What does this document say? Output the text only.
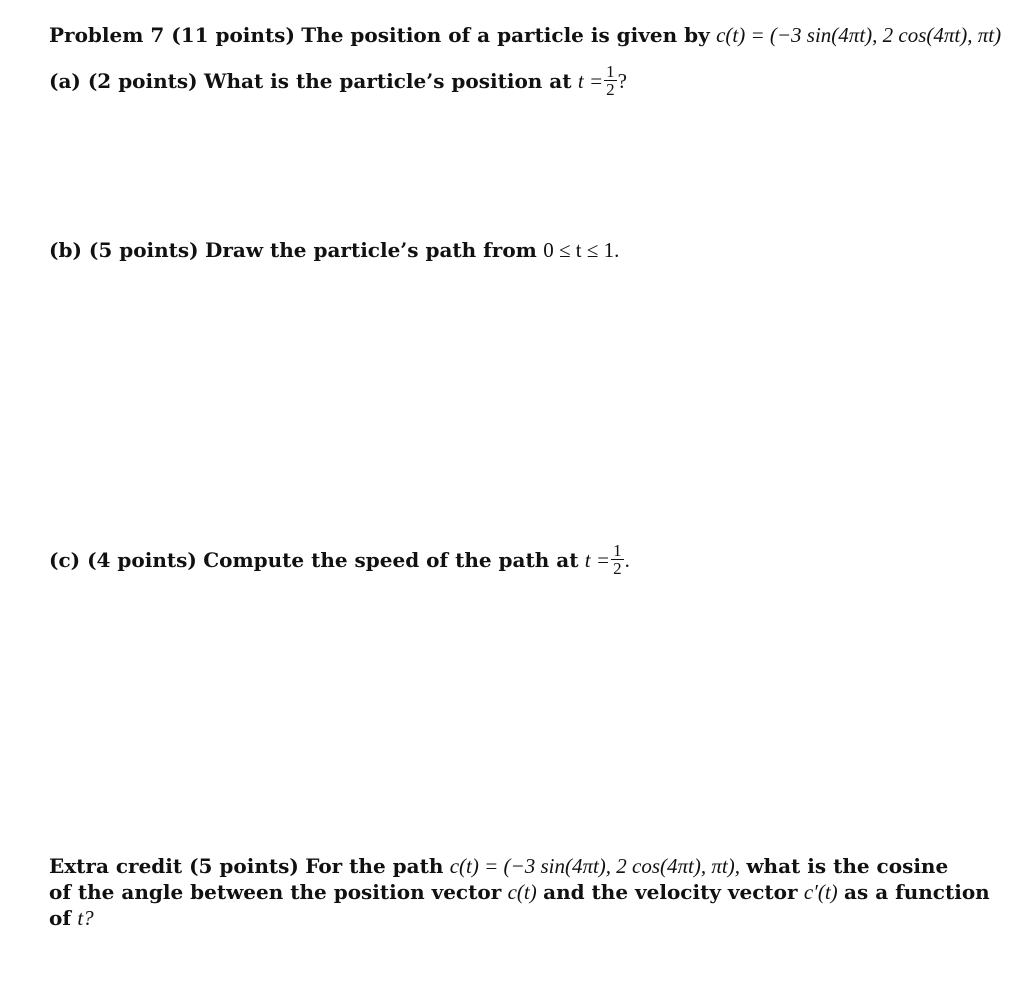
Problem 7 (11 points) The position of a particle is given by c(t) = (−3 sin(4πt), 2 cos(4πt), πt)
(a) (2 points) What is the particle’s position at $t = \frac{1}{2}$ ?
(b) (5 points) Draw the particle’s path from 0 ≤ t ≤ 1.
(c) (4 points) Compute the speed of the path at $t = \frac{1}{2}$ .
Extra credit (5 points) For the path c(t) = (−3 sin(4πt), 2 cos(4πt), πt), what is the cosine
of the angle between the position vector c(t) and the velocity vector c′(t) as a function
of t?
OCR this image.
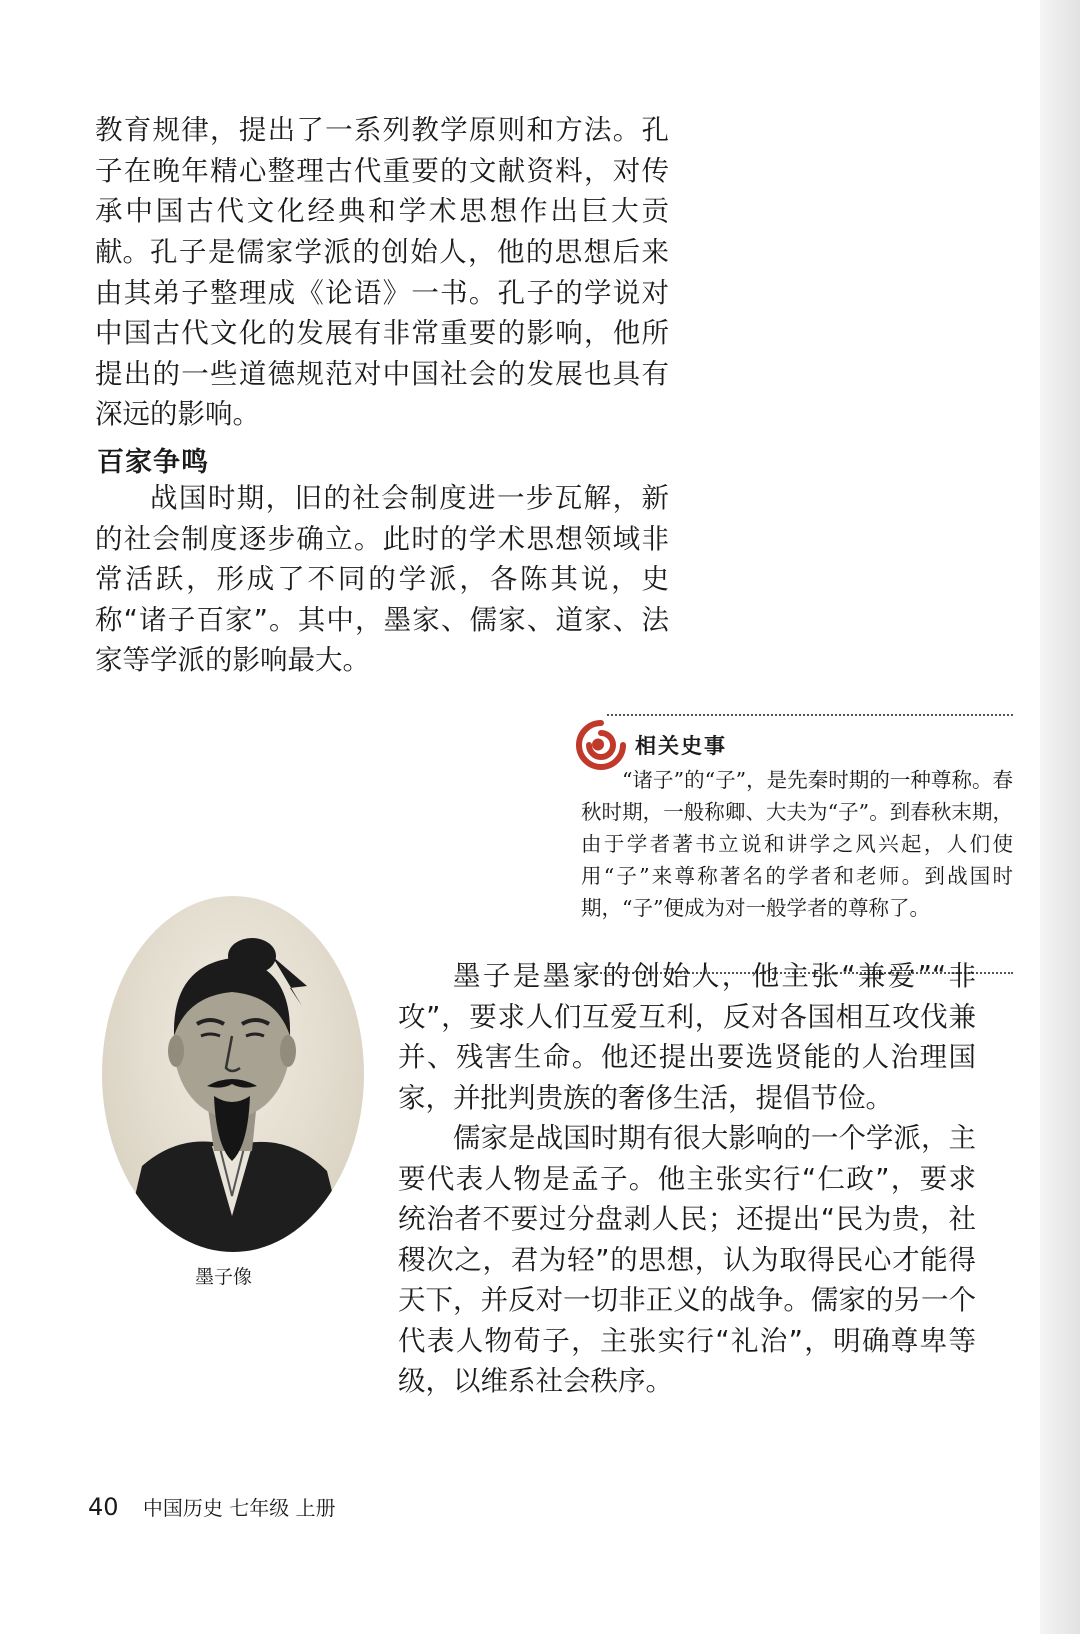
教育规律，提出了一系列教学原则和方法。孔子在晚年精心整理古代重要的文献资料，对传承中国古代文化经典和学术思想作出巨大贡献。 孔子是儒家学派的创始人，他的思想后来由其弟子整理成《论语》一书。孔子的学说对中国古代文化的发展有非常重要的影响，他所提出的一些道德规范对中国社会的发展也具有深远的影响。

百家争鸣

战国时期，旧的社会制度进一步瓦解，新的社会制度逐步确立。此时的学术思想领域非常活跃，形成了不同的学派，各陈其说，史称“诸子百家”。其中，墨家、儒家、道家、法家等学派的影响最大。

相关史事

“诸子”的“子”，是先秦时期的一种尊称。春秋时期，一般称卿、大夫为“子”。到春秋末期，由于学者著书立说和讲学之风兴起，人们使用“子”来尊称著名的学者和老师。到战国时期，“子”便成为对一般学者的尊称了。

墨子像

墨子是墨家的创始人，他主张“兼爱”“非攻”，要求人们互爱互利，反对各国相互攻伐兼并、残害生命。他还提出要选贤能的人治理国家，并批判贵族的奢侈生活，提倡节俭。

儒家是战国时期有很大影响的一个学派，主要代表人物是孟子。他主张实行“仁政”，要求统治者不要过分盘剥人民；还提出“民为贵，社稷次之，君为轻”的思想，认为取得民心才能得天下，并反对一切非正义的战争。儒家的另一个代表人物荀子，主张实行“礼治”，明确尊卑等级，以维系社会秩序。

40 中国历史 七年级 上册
══════════════════════════════
Exercise requirements — In the records above, find the line with "OCR this image." and copy from it through the last line exactly, without the pictures.

Output below —
OCR this image.
教育规律，提出了一系列教学原则和方法。孔子在晚年精心整理古代重要的文献资料，对传承中国古代文化经典和学术思想作出巨大贡献。 孔子是儒家学派的创始人，他的思想后来由其弟子整理成《论语》一书。孔子的学说对中国古代文化的发展有非常重要的影响，他所提出的一些道德规范对中国社会的发展也具有深远的影响。

百家争鸣

战国时期，旧的社会制度进一步瓦解，新的社会制度逐步确立。此时的学术思想领域非常活跃，形成了不同的学派，各陈其说，史称“诸子百家”。其中，墨家、儒家、道家、法家等学派的影响最大。

相关史事

“诸子”的“子”，是先秦时期的一种尊称。春秋时期，一般称卿、大夫为“子”。到春秋末期，由于学者著书立说和讲学之风兴起，人们使用“子”来尊称著名的学者和老师。到战国时期，“子”便成为对一般学者的尊称了。

墨子像

墨子是墨家的创始人，他主张“兼爱”“非攻”，要求人们互爱互利，反对各国相互攻伐兼并、残害生命。他还提出要选贤能的人治理国家，并批判贵族的奢侈生活，提倡节俭。

儒家是战国时期有很大影响的一个学派，主要代表人物是孟子。他主张实行“仁政”，要求统治者不要过分盘剥人民；还提出“民为贵，社稷次之，君为轻”的思想，认为取得民心才能得天下，并反对一切非正义的战争。儒家的另一个代表人物荀子，主张实行“礼治”，明确尊卑等级，以维系社会秩序。

40 中国历史 七年级 上册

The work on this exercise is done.